◆ DESCRIPTION OF THE TASK
Your task is to copy every line of the records below that contains "Cisse".

++++ RECORDS FOR THE TASK ++++

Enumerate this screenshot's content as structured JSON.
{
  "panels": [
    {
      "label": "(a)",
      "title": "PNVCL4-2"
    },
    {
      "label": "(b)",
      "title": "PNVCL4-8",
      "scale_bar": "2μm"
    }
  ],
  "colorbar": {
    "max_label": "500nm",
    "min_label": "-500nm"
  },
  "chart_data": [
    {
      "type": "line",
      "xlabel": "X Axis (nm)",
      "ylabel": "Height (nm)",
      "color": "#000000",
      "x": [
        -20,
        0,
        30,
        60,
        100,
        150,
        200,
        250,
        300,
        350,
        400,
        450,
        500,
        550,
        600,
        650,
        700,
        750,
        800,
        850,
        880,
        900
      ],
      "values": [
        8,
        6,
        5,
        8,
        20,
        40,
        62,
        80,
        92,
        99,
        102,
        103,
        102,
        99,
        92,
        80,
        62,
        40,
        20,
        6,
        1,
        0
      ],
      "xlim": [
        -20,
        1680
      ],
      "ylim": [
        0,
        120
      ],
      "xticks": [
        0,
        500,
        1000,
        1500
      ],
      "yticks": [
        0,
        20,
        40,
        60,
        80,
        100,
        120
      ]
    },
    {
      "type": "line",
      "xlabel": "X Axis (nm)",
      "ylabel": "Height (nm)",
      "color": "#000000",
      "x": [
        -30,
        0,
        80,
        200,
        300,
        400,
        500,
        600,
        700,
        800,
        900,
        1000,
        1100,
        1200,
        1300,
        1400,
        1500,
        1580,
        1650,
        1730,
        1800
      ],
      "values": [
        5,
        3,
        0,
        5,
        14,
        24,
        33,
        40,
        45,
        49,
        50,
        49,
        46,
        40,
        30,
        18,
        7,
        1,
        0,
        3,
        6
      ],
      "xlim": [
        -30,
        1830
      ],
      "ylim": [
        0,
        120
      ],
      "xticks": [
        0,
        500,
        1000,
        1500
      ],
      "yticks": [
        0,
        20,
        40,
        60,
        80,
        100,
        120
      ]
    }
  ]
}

++++
++++ RECORDS FOR THE TASK ++++

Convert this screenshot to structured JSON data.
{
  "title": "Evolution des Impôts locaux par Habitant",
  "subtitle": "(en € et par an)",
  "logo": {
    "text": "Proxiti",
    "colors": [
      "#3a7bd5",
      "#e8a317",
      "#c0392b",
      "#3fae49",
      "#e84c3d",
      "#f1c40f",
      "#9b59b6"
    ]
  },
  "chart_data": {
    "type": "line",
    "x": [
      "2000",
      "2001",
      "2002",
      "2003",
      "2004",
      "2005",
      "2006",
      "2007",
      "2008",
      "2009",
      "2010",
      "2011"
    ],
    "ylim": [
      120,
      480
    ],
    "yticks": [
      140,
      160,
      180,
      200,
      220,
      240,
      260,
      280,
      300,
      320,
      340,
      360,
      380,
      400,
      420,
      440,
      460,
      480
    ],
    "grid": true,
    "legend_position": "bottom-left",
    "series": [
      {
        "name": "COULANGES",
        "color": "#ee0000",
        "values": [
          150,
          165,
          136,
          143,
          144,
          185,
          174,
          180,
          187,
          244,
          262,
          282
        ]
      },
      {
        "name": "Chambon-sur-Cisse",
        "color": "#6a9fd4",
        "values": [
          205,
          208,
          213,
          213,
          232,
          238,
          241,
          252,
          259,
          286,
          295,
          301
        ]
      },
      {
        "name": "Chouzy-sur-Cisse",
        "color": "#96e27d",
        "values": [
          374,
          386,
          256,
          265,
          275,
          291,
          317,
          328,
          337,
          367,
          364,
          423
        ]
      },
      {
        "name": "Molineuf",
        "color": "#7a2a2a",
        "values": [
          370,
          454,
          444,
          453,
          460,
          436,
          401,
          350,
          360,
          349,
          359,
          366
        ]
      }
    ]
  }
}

++++

◆ ANSWER TO THE PROBLEM
        "name": "Chambon-sur-Cisse",
        "name": "Chouzy-sur-Cisse",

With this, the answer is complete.